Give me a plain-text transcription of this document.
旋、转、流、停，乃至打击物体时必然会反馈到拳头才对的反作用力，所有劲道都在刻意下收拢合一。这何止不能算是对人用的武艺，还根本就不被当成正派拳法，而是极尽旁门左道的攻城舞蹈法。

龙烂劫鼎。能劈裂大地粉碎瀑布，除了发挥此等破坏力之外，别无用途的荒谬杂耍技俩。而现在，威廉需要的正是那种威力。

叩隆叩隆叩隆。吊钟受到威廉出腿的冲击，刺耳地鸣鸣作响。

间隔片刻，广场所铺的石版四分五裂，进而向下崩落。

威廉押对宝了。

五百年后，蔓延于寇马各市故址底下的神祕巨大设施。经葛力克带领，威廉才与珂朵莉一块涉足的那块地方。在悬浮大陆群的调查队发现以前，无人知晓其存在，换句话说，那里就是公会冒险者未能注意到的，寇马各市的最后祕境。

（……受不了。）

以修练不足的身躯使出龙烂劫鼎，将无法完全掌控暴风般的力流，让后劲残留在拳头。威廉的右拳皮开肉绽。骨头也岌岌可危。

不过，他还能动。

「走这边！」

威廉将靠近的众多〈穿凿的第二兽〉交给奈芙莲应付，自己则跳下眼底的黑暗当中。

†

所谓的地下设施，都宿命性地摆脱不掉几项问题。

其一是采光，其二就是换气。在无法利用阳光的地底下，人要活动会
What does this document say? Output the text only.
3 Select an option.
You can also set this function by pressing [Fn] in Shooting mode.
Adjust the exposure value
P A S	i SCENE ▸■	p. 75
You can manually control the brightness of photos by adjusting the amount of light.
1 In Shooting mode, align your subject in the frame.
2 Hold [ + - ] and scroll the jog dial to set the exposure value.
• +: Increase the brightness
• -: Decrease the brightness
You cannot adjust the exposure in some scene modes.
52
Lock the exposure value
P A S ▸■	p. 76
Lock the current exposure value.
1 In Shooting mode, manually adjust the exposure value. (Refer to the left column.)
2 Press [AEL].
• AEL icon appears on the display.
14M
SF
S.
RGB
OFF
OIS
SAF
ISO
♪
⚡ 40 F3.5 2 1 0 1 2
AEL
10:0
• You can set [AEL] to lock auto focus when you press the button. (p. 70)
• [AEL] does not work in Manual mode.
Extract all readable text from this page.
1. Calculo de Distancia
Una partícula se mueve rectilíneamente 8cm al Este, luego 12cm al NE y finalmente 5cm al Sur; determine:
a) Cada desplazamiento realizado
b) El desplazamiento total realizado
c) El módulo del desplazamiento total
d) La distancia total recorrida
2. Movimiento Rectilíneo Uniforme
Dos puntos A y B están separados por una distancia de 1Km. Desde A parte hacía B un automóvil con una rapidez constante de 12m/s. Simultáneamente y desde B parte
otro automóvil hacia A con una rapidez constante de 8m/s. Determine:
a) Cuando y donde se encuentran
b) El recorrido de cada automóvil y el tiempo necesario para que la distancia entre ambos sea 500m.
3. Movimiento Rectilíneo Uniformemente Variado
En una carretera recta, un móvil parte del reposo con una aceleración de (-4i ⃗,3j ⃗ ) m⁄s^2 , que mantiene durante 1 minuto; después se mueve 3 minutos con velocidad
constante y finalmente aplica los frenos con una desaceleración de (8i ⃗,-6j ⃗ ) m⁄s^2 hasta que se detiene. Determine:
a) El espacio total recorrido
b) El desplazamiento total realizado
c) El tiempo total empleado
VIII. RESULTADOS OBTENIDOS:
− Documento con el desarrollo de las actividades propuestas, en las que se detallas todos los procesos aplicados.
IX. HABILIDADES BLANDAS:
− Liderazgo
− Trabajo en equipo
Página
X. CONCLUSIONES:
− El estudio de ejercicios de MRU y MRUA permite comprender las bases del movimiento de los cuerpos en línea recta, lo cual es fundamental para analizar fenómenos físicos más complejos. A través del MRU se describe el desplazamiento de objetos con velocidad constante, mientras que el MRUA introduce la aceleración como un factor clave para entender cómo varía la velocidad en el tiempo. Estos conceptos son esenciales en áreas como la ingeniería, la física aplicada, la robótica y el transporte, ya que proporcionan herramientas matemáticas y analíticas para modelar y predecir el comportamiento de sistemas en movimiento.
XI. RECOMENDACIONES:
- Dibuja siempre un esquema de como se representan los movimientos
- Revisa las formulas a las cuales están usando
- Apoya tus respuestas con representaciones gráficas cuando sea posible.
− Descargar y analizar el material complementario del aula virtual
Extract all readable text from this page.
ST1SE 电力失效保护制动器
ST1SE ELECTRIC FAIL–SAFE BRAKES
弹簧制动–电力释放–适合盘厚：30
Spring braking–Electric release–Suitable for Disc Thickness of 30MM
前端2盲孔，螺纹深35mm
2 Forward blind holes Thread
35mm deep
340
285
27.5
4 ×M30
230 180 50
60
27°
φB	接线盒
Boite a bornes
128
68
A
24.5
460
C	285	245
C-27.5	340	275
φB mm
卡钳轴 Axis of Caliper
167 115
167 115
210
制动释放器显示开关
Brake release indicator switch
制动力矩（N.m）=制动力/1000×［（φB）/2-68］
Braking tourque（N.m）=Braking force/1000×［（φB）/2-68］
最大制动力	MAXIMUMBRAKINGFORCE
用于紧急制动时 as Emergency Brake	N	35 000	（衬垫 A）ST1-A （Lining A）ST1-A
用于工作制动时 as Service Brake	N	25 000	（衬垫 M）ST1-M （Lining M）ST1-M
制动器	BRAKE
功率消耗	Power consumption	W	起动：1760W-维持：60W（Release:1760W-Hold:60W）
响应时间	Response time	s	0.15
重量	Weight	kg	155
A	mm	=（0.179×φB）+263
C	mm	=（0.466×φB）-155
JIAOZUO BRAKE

+ + +

Direction –
Select, from the listing, all lines that include the word "analizar".

Full answer –
− El estudio de ejercicios de MRU y MRUA permite comprender las bases del movimiento de los cuerpos en línea recta, lo cual es fundamental para analizar fenómenos físicos más complejos. A través del MRU se describe el desplazamiento de objetos con velocidad constante, mientras que el MRUA introduce la aceleración como un factor clave para entender cómo varía la velocidad en el tiempo. Estos conceptos son esenciales en áreas como la ingeniería, la física aplicada, la robótica y el transporte, ya que proporcionan herramientas matemáticas y analíticas para modelar y predecir el comportamiento de sistemas en movimiento.
− Descargar y analizar el material complementario del aula virtual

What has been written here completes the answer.